[Figure record listings]
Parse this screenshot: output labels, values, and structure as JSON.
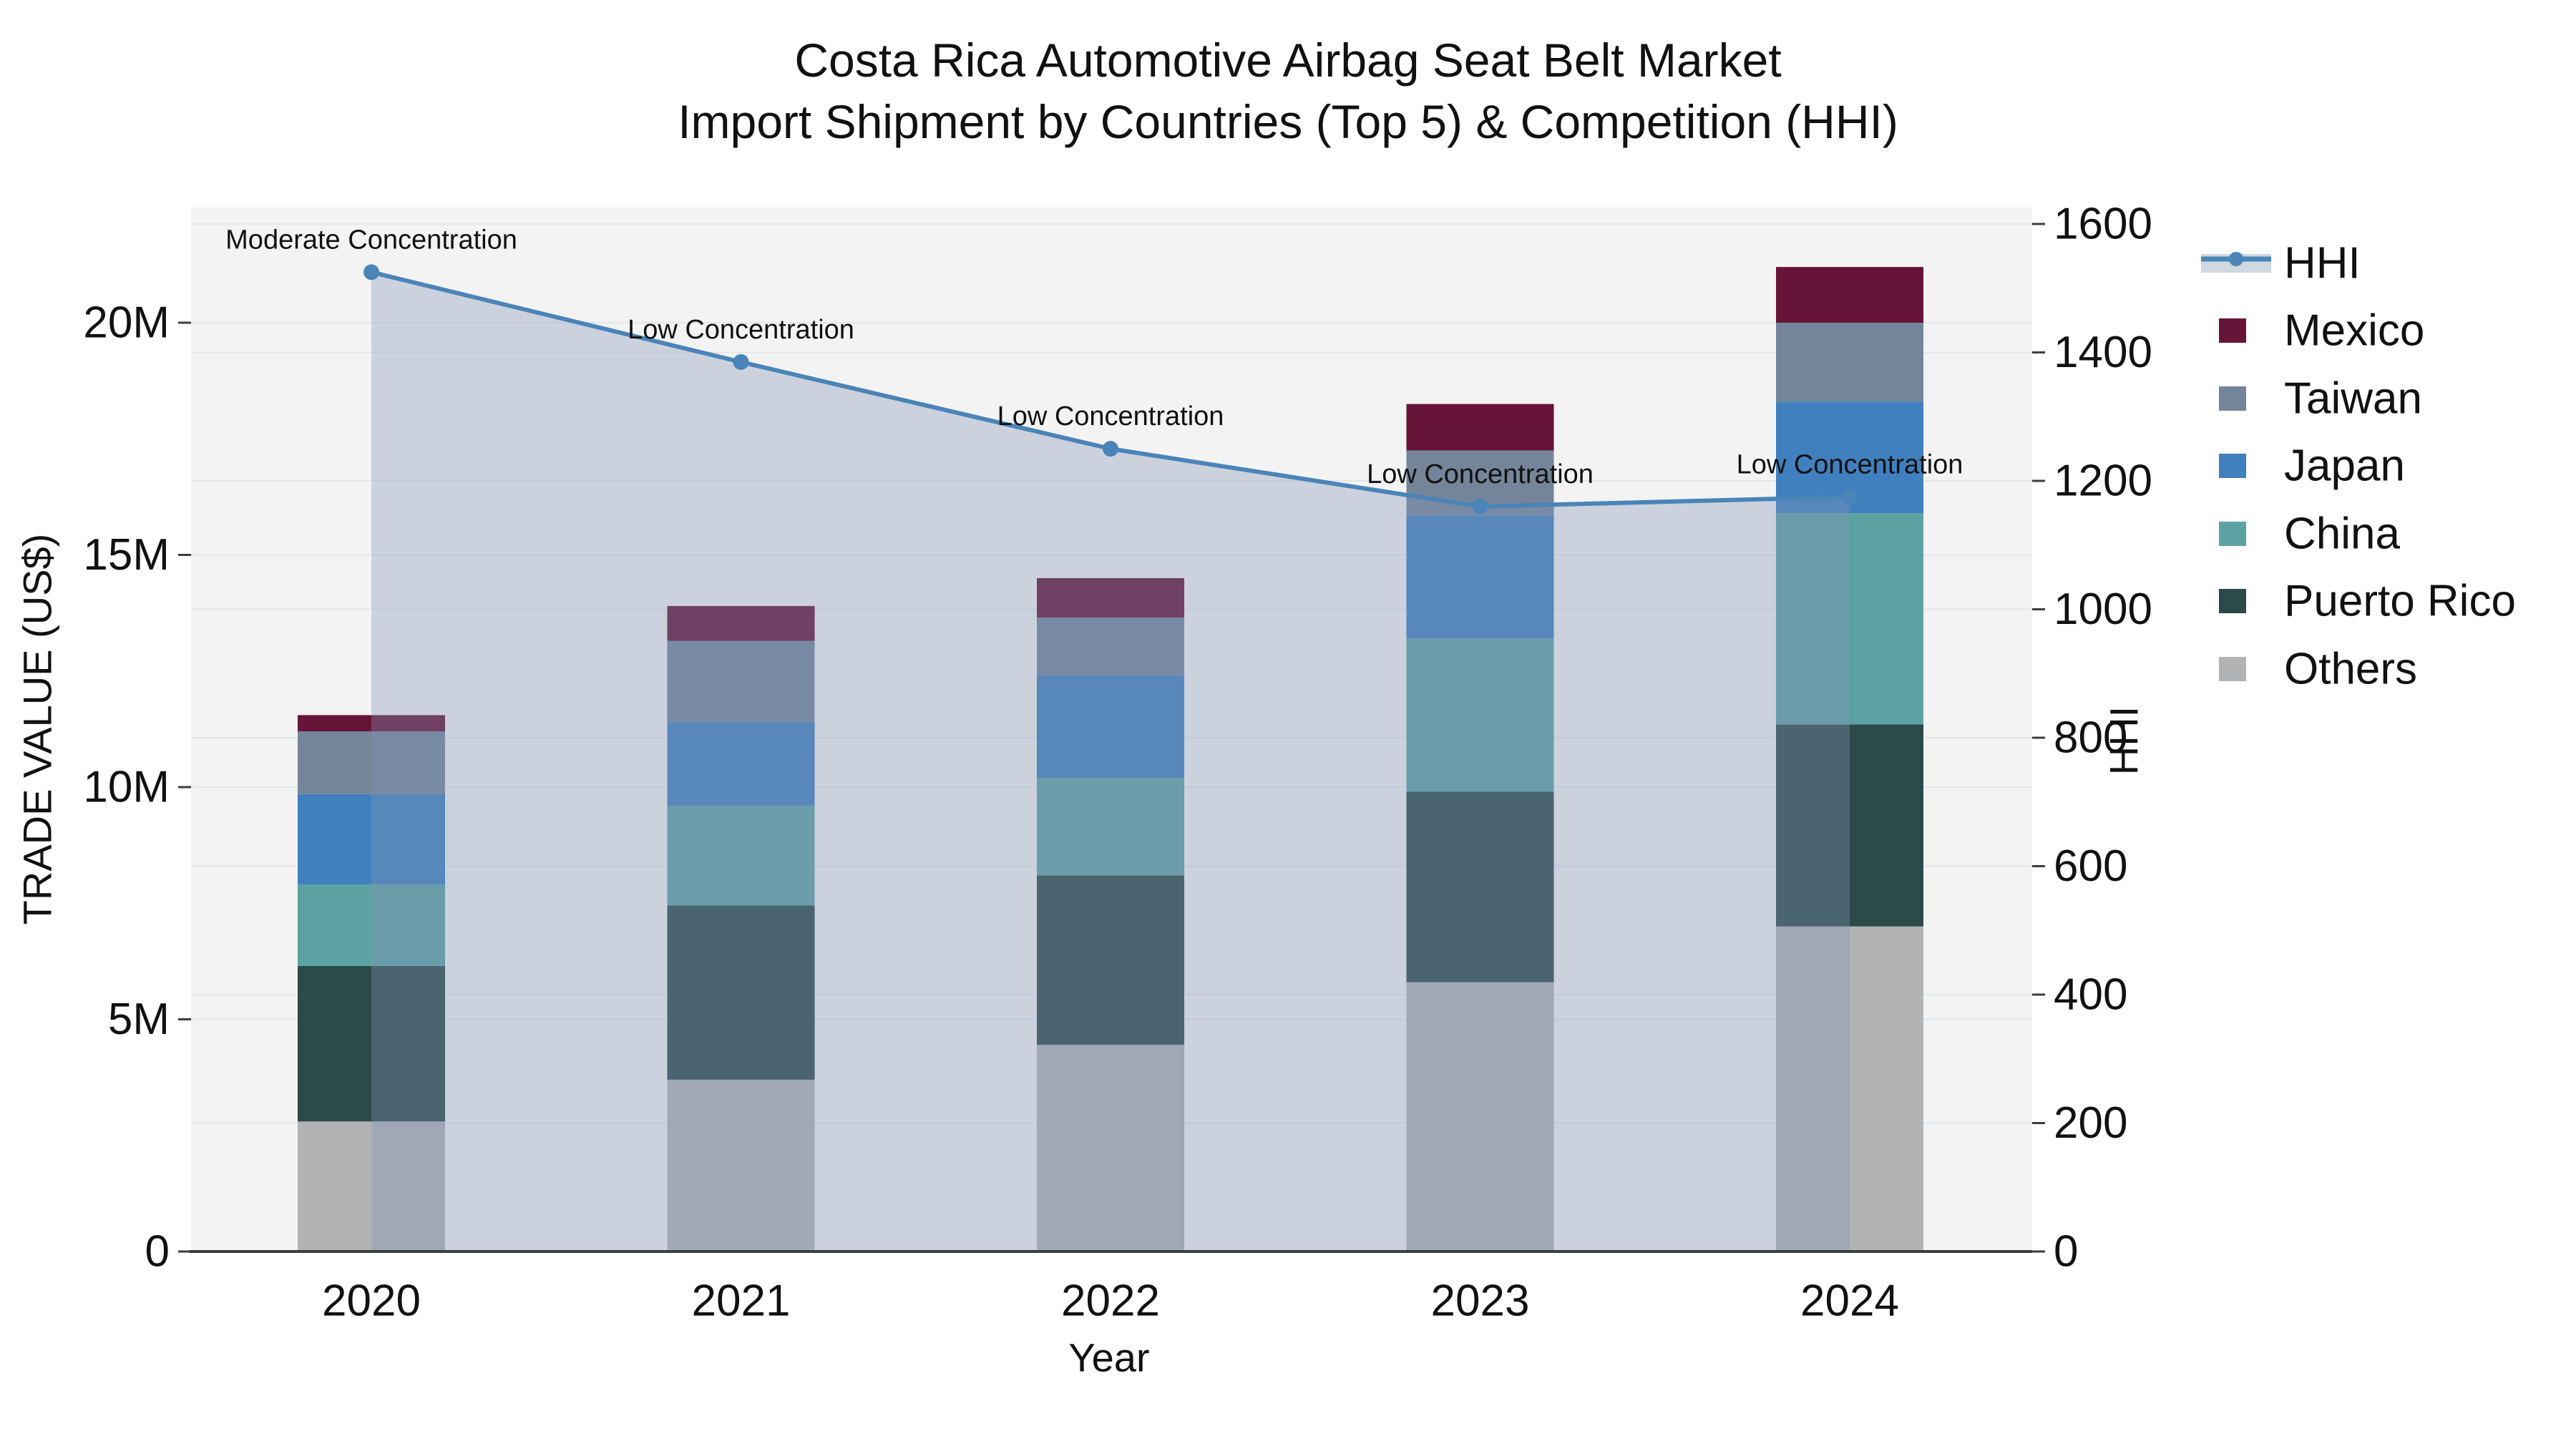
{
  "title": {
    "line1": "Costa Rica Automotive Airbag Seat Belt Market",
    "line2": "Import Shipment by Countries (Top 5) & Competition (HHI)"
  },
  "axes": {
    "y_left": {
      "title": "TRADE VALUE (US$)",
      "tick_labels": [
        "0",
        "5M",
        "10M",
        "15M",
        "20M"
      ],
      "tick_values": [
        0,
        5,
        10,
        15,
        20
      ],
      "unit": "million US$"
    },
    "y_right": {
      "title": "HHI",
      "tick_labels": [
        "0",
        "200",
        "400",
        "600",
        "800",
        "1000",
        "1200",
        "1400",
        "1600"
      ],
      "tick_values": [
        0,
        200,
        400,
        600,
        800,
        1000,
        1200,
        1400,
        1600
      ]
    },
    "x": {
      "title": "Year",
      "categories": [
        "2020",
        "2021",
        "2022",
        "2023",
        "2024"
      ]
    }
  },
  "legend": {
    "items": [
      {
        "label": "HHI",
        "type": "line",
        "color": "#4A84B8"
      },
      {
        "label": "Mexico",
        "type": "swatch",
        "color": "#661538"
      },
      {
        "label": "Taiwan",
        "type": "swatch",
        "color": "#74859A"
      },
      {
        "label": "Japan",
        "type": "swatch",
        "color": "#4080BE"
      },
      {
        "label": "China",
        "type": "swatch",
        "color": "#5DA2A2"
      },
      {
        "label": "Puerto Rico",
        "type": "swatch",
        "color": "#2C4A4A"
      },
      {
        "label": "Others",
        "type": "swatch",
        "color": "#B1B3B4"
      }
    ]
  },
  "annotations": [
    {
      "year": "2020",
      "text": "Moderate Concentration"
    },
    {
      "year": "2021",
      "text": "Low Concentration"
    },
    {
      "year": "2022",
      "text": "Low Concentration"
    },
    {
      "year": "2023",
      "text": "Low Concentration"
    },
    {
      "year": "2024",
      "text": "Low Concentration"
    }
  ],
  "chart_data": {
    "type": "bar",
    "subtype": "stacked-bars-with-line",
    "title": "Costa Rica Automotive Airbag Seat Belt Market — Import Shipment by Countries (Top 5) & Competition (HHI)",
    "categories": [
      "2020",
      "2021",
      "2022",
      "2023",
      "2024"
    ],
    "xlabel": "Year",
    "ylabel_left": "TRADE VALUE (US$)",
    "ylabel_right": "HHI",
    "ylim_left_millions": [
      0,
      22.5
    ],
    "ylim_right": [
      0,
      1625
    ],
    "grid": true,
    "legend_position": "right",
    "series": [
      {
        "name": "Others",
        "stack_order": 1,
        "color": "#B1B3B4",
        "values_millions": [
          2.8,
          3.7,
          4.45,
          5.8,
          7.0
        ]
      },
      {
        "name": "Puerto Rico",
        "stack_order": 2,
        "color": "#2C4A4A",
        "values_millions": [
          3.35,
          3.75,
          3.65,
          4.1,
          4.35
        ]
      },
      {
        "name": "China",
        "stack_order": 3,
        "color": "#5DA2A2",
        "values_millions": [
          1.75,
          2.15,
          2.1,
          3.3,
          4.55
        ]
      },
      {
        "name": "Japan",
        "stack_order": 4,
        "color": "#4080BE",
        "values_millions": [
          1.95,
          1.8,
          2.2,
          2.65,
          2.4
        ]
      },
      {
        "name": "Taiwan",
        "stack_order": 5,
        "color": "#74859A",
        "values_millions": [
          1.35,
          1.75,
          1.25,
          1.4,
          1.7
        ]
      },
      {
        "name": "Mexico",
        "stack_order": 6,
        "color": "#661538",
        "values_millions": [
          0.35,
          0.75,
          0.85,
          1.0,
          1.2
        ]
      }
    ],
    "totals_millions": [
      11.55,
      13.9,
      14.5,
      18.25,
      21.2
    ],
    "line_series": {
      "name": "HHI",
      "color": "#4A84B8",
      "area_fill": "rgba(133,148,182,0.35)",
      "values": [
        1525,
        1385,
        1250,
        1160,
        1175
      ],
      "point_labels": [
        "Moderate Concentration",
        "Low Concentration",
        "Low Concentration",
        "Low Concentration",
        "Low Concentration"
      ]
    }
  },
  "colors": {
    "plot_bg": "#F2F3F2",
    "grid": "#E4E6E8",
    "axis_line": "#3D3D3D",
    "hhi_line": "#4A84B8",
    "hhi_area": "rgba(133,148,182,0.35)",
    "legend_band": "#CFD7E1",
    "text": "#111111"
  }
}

**What is needed:** Return the records exactly. Don't carry the pictures over.

**Reply:**
Parse this screenshot: output labels, values, and structure as JSON.
{
  "title": {
    "line1": "Costa Rica Automotive Airbag Seat Belt Market",
    "line2": "Import Shipment by Countries (Top 5) & Competition (HHI)"
  },
  "axes": {
    "y_left": {
      "title": "TRADE VALUE (US$)",
      "tick_labels": [
        "0",
        "5M",
        "10M",
        "15M",
        "20M"
      ],
      "tick_values": [
        0,
        5,
        10,
        15,
        20
      ],
      "unit": "million US$"
    },
    "y_right": {
      "title": "HHI",
      "tick_labels": [
        "0",
        "200",
        "400",
        "600",
        "800",
        "1000",
        "1200",
        "1400",
        "1600"
      ],
      "tick_values": [
        0,
        200,
        400,
        600,
        800,
        1000,
        1200,
        1400,
        1600
      ]
    },
    "x": {
      "title": "Year",
      "categories": [
        "2020",
        "2021",
        "2022",
        "2023",
        "2024"
      ]
    }
  },
  "legend": {
    "items": [
      {
        "label": "HHI",
        "type": "line",
        "color": "#4A84B8"
      },
      {
        "label": "Mexico",
        "type": "swatch",
        "color": "#661538"
      },
      {
        "label": "Taiwan",
        "type": "swatch",
        "color": "#74859A"
      },
      {
        "label": "Japan",
        "type": "swatch",
        "color": "#4080BE"
      },
      {
        "label": "China",
        "type": "swatch",
        "color": "#5DA2A2"
      },
      {
        "label": "Puerto Rico",
        "type": "swatch",
        "color": "#2C4A4A"
      },
      {
        "label": "Others",
        "type": "swatch",
        "color": "#B1B3B4"
      }
    ]
  },
  "annotations": [
    {
      "year": "2020",
      "text": "Moderate Concentration"
    },
    {
      "year": "2021",
      "text": "Low Concentration"
    },
    {
      "year": "2022",
      "text": "Low Concentration"
    },
    {
      "year": "2023",
      "text": "Low Concentration"
    },
    {
      "year": "2024",
      "text": "Low Concentration"
    }
  ],
  "chart_data": {
    "type": "bar",
    "subtype": "stacked-bars-with-line",
    "title": "Costa Rica Automotive Airbag Seat Belt Market — Import Shipment by Countries (Top 5) & Competition (HHI)",
    "categories": [
      "2020",
      "2021",
      "2022",
      "2023",
      "2024"
    ],
    "xlabel": "Year",
    "ylabel_left": "TRADE VALUE (US$)",
    "ylabel_right": "HHI",
    "ylim_left_millions": [
      0,
      22.5
    ],
    "ylim_right": [
      0,
      1625
    ],
    "grid": true,
    "legend_position": "right",
    "series": [
      {
        "name": "Others",
        "stack_order": 1,
        "color": "#B1B3B4",
        "values_millions": [
          2.8,
          3.7,
          4.45,
          5.8,
          7.0
        ]
      },
      {
        "name": "Puerto Rico",
        "stack_order": 2,
        "color": "#2C4A4A",
        "values_millions": [
          3.35,
          3.75,
          3.65,
          4.1,
          4.35
        ]
      },
      {
        "name": "China",
        "stack_order": 3,
        "color": "#5DA2A2",
        "values_millions": [
          1.75,
          2.15,
          2.1,
          3.3,
          4.55
        ]
      },
      {
        "name": "Japan",
        "stack_order": 4,
        "color": "#4080BE",
        "values_millions": [
          1.95,
          1.8,
          2.2,
          2.65,
          2.4
        ]
      },
      {
        "name": "Taiwan",
        "stack_order": 5,
        "color": "#74859A",
        "values_millions": [
          1.35,
          1.75,
          1.25,
          1.4,
          1.7
        ]
      },
      {
        "name": "Mexico",
        "stack_order": 6,
        "color": "#661538",
        "values_millions": [
          0.35,
          0.75,
          0.85,
          1.0,
          1.2
        ]
      }
    ],
    "totals_millions": [
      11.55,
      13.9,
      14.5,
      18.25,
      21.2
    ],
    "line_series": {
      "name": "HHI",
      "color": "#4A84B8",
      "area_fill": "rgba(133,148,182,0.35)",
      "values": [
        1525,
        1385,
        1250,
        1160,
        1175
      ],
      "point_labels": [
        "Moderate Concentration",
        "Low Concentration",
        "Low Concentration",
        "Low Concentration",
        "Low Concentration"
      ]
    }
  },
  "colors": {
    "plot_bg": "#F2F3F2",
    "grid": "#E4E6E8",
    "axis_line": "#3D3D3D",
    "hhi_line": "#4A84B8",
    "hhi_area": "rgba(133,148,182,0.35)",
    "legend_band": "#CFD7E1",
    "text": "#111111"
  }
}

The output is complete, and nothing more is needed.